(Collected data)

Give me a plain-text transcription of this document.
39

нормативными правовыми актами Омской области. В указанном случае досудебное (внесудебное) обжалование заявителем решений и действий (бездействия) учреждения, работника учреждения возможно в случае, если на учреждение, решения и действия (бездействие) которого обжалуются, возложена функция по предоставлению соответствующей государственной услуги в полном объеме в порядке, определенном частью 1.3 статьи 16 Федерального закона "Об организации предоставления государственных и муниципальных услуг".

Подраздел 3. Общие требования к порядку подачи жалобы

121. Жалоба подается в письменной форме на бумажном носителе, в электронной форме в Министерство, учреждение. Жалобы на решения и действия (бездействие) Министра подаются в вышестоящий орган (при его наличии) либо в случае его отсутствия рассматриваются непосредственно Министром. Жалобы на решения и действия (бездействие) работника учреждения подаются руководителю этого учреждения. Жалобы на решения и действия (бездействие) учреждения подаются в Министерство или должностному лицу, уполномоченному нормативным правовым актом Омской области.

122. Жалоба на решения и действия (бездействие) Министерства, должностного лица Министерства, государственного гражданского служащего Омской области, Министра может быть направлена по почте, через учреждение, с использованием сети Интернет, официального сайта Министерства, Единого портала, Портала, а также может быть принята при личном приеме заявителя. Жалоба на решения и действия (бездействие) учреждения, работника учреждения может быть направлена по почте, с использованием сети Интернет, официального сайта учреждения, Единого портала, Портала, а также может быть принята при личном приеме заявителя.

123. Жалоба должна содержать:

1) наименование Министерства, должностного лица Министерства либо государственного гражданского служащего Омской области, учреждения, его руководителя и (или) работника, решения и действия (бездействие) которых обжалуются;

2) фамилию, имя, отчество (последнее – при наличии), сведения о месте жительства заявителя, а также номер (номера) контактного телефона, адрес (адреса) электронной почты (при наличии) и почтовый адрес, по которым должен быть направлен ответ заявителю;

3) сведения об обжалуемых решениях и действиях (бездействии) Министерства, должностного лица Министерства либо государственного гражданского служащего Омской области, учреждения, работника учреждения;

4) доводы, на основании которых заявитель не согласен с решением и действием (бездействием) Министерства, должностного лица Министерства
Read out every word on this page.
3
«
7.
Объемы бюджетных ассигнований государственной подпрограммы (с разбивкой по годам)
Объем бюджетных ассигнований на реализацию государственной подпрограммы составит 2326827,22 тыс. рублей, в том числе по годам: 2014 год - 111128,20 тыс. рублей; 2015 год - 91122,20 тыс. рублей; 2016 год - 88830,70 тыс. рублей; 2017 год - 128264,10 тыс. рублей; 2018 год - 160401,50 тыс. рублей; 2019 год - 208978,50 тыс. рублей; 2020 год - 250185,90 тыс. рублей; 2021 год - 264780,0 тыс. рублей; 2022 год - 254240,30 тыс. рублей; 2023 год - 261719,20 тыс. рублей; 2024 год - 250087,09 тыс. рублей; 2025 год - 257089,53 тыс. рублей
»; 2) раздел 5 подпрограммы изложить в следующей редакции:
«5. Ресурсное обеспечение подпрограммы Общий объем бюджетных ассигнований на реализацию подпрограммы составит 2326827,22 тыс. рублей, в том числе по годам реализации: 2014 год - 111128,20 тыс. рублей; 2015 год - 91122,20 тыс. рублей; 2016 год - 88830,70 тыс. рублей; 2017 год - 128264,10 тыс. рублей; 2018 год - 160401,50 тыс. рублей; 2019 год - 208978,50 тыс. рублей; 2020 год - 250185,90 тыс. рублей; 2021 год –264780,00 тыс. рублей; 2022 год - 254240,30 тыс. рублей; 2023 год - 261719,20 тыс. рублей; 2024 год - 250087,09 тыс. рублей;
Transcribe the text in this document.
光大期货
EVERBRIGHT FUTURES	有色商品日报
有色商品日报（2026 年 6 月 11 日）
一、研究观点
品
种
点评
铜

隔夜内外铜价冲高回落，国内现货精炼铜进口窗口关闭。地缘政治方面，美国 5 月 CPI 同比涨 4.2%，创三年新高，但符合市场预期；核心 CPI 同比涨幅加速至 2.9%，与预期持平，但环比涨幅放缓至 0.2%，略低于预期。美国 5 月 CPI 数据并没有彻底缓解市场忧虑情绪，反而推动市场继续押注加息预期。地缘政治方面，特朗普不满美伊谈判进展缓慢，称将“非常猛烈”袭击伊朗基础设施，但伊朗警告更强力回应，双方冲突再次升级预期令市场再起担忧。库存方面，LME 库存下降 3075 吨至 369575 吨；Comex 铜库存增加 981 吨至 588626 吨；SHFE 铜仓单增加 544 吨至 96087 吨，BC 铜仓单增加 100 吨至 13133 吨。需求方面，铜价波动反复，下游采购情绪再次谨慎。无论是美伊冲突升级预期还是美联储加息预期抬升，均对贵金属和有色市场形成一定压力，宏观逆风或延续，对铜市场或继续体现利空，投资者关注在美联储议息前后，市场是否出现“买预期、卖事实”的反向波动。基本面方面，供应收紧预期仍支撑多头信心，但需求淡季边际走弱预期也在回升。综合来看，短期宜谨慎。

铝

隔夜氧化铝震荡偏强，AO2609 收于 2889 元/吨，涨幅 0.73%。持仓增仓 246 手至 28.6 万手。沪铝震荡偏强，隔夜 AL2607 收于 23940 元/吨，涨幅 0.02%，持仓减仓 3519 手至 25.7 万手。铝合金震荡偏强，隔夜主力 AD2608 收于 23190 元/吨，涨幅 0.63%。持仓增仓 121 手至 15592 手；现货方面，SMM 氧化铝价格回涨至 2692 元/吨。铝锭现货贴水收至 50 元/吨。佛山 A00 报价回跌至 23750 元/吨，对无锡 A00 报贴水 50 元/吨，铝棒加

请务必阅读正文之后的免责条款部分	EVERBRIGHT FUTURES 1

What is needed » Please reproduce every line of the material word for word.

Result »
Give me a plain-text transcription of this document.
39

нормативными правовыми актами Омской области. В указанном случае досудебное (внесудебное) обжалование заявителем решений и действий (бездействия) учреждения, работника учреждения возможно в случае, если на учреждение, решения и действия (бездействие) которого обжалуются, возложена функция по предоставлению соответствующей государственной услуги в полном объеме в порядке, определенном частью 1.3 статьи 16 Федерального закона "Об организации предоставления государственных и муниципальных услуг".

Подраздел 3. Общие требования к порядку подачи жалобы

121. Жалоба подается в письменной форме на бумажном носителе, в электронной форме в Министерство, учреждение. Жалобы на решения и действия (бездействие) Министра подаются в вышестоящий орган (при его наличии) либо в случае его отсутствия рассматриваются непосредственно Министром. Жалобы на решения и действия (бездействие) работника учреждения подаются руководителю этого учреждения. Жалобы на решения и действия (бездействие) учреждения подаются в Министерство или должностному лицу, уполномоченному нормативным правовым актом Омской области.

122. Жалоба на решения и действия (бездействие) Министерства, должностного лица Министерства, государственного гражданского служащего Омской области, Министра может быть направлена по почте, через учреждение, с использованием сети Интернет, официального сайта Министерства, Единого портала, Портала, а также может быть принята при личном приеме заявителя. Жалоба на решения и действия (бездействие) учреждения, работника учреждения может быть направлена по почте, с использованием сети Интернет, официального сайта учреждения, Единого портала, Портала, а также может быть принята при личном приеме заявителя.

123. Жалоба должна содержать:

1) наименование Министерства, должностного лица Министерства либо государственного гражданского служащего Омской области, учреждения, его руководителя и (или) работника, решения и действия (бездействие) которых обжалуются;

2) фамилию, имя, отчество (последнее – при наличии), сведения о месте жительства заявителя, а также номер (номера) контактного телефона, адрес (адреса) электронной почты (при наличии) и почтовый адрес, по которым должен быть направлен ответ заявителю;

3) сведения об обжалуемых решениях и действиях (бездействии) Министерства, должностного лица Министерства либо государственного гражданского служащего Омской области, учреждения, работника учреждения;

4) доводы, на основании которых заявитель не согласен с решением и действием (бездействием) Министерства, должностного лица Министерства
Read out every word on this page.
3
«
7.
Объемы бюджетных ассигнований государственной подпрограммы (с разбивкой по годам)
Объем бюджетных ассигнований на реализацию государственной подпрограммы составит 2326827,22 тыс. рублей, в том числе по годам: 2014 год - 111128,20 тыс. рублей; 2015 год - 91122,20 тыс. рублей; 2016 год - 88830,70 тыс. рублей; 2017 год - 128264,10 тыс. рублей; 2018 год - 160401,50 тыс. рублей; 2019 год - 208978,50 тыс. рублей; 2020 год - 250185,90 тыс. рублей; 2021 год - 264780,0 тыс. рублей; 2022 год - 254240,30 тыс. рублей; 2023 год - 261719,20 тыс. рублей; 2024 год - 250087,09 тыс. рублей; 2025 год - 257089,53 тыс. рублей
»; 2) раздел 5 подпрограммы изложить в следующей редакции:
«5. Ресурсное обеспечение подпрограммы Общий объем бюджетных ассигнований на реализацию подпрограммы составит 2326827,22 тыс. рублей, в том числе по годам реализации: 2014 год - 111128,20 тыс. рублей; 2015 год - 91122,20 тыс. рублей; 2016 год - 88830,70 тыс. рублей; 2017 год - 128264,10 тыс. рублей; 2018 год - 160401,50 тыс. рублей; 2019 год - 208978,50 тыс. рублей; 2020 год - 250185,90 тыс. рублей; 2021 год –264780,00 тыс. рублей; 2022 год - 254240,30 тыс. рублей; 2023 год - 261719,20 тыс. рублей; 2024 год - 250087,09 тыс. рублей;
Transcribe the text in this document.
光大期货
EVERBRIGHT FUTURES	有色商品日报
有色商品日报（2026 年 6 月 11 日）
一、研究观点
品
种
点评
铜

隔夜内外铜价冲高回落，国内现货精炼铜进口窗口关闭。地缘政治方面，美国 5 月 CPI 同比涨 4.2%，创三年新高，但符合市场预期；核心 CPI 同比涨幅加速至 2.9%，与预期持平，但环比涨幅放缓至 0.2%，略低于预期。美国 5 月 CPI 数据并没有彻底缓解市场忧虑情绪，反而推动市场继续押注加息预期。地缘政治方面，特朗普不满美伊谈判进展缓慢，称将“非常猛烈”袭击伊朗基础设施，但伊朗警告更强力回应，双方冲突再次升级预期令市场再起担忧。库存方面，LME 库存下降 3075 吨至 369575 吨；Comex 铜库存增加 981 吨至 588626 吨；SHFE 铜仓单增加 544 吨至 96087 吨，BC 铜仓单增加 100 吨至 13133 吨。需求方面，铜价波动反复，下游采购情绪再次谨慎。无论是美伊冲突升级预期还是美联储加息预期抬升，均对贵金属和有色市场形成一定压力，宏观逆风或延续，对铜市场或继续体现利空，投资者关注在美联储议息前后，市场是否出现“买预期、卖事实”的反向波动。基本面方面，供应收紧预期仍支撑多头信心，但需求淡季边际走弱预期也在回升。综合来看，短期宜谨慎。

铝

隔夜氧化铝震荡偏强，AO2609 收于 2889 元/吨，涨幅 0.73%。持仓增仓 246 手至 28.6 万手。沪铝震荡偏强，隔夜 AL2607 收于 23940 元/吨，涨幅 0.02%，持仓减仓 3519 手至 25.7 万手。铝合金震荡偏强，隔夜主力 AD2608 收于 23190 元/吨，涨幅 0.63%。持仓增仓 121 手至 15592 手；现货方面，SMM 氧化铝价格回涨至 2692 元/吨。铝锭现货贴水收至 50 元/吨。佛山 A00 报价回跌至 23750 元/吨，对无锡 A00 报贴水 50 元/吨，铝棒加

请务必阅读正文之后的免责条款部分	EVERBRIGHT FUTURES 1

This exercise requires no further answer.